Goal »
Gather every line in the records below that contains the word "this".

Stored rows »

---*---

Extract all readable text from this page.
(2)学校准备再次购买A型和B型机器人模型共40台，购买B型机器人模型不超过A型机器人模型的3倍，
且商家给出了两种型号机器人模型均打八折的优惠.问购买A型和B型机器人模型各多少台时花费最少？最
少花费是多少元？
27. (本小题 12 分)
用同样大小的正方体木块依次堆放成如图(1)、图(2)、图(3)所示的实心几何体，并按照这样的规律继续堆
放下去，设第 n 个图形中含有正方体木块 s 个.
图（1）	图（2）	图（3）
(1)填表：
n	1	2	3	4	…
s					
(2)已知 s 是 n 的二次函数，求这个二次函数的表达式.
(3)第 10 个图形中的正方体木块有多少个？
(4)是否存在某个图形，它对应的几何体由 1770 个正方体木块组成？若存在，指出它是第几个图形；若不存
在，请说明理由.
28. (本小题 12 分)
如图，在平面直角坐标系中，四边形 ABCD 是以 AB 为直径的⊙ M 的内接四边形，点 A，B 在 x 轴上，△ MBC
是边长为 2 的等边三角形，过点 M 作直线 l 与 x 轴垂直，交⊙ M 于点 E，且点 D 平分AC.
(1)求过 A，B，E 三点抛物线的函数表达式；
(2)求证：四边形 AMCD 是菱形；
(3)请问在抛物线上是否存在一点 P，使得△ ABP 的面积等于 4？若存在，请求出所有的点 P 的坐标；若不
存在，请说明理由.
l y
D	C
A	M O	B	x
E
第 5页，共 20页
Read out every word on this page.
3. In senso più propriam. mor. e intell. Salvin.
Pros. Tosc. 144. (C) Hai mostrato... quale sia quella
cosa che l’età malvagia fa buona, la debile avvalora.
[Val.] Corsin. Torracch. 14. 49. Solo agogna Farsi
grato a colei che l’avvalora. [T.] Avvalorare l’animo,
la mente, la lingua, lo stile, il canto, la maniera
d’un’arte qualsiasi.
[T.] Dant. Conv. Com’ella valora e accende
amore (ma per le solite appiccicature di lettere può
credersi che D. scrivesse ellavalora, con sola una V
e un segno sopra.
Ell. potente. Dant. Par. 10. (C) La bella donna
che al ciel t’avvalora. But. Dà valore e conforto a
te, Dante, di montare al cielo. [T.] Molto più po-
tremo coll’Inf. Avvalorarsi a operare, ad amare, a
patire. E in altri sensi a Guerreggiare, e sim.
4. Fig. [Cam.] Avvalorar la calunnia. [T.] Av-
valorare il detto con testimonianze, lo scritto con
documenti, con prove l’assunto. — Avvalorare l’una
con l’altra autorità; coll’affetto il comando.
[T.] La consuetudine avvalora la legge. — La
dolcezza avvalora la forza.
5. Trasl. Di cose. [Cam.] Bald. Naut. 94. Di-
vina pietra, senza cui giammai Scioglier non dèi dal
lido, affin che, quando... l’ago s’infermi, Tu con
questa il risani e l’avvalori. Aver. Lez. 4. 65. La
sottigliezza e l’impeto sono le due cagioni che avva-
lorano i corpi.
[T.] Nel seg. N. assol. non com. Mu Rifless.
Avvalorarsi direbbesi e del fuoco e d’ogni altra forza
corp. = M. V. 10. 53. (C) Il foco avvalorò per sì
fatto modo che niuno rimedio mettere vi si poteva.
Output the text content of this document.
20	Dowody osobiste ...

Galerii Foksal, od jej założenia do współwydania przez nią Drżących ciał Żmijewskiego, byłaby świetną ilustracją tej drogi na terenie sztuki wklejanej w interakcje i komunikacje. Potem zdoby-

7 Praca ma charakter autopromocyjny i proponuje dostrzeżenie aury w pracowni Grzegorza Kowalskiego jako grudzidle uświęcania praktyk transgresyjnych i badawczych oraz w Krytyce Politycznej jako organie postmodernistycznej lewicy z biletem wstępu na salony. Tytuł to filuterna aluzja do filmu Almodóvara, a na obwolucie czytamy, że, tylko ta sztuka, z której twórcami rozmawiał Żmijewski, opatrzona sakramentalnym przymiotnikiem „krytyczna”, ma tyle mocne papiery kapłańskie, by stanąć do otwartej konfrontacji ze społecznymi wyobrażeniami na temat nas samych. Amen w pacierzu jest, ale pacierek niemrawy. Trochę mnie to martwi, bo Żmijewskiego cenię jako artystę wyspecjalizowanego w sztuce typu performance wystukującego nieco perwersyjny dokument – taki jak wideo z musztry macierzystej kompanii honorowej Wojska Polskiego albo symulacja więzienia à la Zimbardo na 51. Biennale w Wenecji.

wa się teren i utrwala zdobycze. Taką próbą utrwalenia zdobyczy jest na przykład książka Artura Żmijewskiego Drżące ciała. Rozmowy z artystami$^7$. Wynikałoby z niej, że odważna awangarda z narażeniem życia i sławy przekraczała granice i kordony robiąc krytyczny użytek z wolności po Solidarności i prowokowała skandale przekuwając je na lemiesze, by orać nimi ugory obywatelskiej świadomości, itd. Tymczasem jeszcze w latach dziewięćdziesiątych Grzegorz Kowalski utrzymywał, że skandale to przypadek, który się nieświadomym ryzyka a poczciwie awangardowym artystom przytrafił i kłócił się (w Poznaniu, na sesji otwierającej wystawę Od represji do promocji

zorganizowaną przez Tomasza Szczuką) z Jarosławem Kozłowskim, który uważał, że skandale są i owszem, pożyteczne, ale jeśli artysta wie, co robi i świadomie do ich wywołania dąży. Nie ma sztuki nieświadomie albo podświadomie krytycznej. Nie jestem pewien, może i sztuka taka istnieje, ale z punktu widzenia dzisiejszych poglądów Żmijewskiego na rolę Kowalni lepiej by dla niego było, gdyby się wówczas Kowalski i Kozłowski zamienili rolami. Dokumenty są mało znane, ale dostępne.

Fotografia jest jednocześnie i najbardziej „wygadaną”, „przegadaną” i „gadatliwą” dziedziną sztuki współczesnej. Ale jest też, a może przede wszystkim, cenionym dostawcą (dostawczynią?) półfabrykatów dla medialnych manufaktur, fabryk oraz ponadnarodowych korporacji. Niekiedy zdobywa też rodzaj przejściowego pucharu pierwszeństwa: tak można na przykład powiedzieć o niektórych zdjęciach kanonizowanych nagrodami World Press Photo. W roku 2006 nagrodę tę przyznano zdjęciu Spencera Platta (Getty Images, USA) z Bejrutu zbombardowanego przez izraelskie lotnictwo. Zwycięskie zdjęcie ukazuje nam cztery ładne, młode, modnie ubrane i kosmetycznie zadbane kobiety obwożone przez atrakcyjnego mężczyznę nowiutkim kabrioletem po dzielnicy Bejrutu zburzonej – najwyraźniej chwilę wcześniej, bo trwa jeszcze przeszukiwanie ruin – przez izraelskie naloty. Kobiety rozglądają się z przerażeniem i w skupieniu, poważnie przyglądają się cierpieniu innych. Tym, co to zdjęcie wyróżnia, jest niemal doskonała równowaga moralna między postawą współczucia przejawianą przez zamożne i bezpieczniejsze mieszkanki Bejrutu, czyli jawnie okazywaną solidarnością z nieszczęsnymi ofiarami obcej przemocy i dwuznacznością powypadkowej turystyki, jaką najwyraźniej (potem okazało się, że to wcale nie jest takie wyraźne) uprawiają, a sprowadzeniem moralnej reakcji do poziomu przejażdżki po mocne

---*---

The output »
Extract all readable text from this page.
Read out every word on this page.
Output the text content of this document.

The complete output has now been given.